Required task:
Select the lines below containing the word "Setting".

Stored data

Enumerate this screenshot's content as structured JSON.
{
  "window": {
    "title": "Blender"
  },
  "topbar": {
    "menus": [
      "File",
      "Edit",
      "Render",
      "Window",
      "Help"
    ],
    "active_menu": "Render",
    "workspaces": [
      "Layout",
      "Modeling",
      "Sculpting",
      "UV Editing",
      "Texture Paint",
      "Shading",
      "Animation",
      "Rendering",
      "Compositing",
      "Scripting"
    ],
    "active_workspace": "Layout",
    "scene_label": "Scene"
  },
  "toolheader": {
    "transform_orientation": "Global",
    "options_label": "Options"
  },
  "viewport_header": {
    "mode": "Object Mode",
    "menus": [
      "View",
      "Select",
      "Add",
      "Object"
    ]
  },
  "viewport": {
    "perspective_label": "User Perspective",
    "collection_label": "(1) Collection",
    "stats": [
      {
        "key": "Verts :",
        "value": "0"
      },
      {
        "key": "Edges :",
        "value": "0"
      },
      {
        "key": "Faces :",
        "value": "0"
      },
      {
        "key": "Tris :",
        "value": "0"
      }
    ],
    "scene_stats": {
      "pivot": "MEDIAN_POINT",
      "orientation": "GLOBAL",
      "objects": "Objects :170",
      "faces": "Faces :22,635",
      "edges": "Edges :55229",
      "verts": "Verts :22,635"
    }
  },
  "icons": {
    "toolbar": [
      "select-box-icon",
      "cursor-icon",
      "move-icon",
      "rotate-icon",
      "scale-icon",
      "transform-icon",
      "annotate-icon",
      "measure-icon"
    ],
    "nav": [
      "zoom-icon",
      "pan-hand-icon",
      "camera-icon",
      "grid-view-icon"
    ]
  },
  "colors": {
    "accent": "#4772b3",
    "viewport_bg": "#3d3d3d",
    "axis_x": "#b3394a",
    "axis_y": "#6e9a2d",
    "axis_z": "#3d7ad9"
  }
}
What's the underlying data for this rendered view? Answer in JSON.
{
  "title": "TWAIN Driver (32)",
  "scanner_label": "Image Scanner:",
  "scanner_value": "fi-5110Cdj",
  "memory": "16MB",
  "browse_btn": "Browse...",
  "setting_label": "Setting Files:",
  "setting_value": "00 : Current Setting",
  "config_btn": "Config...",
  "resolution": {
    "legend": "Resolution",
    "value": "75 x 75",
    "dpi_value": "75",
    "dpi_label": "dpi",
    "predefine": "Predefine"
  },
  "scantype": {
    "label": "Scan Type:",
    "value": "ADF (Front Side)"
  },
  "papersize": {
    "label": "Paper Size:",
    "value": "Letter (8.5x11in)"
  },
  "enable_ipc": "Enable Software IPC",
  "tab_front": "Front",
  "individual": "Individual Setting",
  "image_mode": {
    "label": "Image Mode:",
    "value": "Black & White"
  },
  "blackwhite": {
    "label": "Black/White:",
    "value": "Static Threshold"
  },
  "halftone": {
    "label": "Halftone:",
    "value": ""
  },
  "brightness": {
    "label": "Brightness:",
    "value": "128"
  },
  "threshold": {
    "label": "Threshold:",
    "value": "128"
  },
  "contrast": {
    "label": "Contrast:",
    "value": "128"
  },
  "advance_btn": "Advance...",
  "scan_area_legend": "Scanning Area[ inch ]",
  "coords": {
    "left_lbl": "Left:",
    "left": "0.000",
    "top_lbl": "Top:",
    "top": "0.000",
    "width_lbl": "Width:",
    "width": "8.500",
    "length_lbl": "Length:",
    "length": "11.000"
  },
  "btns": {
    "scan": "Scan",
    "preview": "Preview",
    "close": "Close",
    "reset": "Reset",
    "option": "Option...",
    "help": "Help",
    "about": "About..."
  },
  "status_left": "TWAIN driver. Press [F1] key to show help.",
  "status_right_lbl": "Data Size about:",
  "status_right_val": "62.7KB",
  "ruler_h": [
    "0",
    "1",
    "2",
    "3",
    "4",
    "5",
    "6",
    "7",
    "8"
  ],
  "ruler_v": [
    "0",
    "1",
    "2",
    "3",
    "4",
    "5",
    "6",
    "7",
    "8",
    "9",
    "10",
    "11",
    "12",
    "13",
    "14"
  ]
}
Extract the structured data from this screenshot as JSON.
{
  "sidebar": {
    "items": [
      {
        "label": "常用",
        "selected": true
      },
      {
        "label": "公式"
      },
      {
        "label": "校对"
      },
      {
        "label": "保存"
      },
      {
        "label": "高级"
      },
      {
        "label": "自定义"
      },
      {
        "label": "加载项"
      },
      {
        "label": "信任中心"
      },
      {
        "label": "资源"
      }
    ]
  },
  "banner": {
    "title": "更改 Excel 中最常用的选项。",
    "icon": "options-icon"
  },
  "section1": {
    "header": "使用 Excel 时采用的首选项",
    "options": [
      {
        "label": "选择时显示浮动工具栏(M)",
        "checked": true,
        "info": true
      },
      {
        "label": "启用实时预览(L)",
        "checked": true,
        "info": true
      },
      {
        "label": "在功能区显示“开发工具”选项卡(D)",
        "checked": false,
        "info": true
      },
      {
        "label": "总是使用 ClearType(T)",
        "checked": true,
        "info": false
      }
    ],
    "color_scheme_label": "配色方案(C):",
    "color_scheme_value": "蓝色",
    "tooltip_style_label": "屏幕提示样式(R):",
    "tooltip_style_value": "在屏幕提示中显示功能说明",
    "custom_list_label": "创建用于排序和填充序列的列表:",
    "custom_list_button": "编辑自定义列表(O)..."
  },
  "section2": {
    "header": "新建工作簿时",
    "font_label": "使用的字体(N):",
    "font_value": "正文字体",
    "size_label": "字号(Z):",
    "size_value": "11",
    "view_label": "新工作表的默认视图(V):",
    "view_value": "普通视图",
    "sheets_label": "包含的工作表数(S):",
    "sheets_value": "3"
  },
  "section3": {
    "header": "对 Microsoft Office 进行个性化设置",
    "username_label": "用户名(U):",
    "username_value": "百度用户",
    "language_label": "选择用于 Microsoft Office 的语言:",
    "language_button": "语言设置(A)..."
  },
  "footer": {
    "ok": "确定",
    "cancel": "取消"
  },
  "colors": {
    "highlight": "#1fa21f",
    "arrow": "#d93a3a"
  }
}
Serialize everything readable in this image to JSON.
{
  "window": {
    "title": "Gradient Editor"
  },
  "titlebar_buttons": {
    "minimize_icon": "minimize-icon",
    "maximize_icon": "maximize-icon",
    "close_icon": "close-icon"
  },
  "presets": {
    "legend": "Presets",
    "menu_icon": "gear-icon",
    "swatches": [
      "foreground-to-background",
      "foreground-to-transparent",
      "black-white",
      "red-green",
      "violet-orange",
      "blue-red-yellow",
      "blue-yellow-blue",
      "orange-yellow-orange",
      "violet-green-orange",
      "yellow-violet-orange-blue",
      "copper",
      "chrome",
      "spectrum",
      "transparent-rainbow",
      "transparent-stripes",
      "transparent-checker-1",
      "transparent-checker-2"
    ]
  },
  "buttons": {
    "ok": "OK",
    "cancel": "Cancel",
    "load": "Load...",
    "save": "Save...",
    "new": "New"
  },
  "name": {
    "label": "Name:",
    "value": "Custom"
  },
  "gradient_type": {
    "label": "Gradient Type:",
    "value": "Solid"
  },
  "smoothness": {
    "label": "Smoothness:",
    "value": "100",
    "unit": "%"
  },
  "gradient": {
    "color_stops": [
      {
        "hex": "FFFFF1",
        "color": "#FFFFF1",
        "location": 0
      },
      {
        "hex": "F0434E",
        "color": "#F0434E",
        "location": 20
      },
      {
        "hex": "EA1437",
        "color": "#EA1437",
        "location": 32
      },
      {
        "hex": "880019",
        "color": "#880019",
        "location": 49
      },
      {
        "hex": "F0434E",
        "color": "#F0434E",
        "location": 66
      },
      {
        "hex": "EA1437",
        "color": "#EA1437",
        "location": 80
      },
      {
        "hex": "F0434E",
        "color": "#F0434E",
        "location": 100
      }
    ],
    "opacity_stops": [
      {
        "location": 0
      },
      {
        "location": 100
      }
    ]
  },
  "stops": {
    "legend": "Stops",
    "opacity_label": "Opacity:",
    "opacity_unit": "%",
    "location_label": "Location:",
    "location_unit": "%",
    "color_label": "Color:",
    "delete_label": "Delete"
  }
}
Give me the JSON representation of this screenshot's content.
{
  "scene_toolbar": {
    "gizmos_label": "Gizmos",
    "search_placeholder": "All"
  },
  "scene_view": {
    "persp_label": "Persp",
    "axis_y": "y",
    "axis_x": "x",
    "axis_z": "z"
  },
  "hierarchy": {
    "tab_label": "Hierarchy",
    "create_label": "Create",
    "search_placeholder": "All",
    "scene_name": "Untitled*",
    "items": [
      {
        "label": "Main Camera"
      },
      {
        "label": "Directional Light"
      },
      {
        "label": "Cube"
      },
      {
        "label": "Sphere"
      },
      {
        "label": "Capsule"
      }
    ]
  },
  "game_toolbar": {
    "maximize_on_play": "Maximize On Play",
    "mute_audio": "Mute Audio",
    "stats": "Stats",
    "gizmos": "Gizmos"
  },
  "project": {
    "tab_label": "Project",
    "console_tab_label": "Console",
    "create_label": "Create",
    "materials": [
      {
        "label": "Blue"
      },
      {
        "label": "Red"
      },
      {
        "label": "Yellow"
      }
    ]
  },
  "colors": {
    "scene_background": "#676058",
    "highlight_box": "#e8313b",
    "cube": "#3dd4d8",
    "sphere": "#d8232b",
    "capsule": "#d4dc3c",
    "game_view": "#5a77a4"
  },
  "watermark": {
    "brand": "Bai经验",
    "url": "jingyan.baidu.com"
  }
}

Final result:
  "setting_label": "Setting Files:",
  "setting_value": "00 : Current Setting",
  "individual": "Individual Setting",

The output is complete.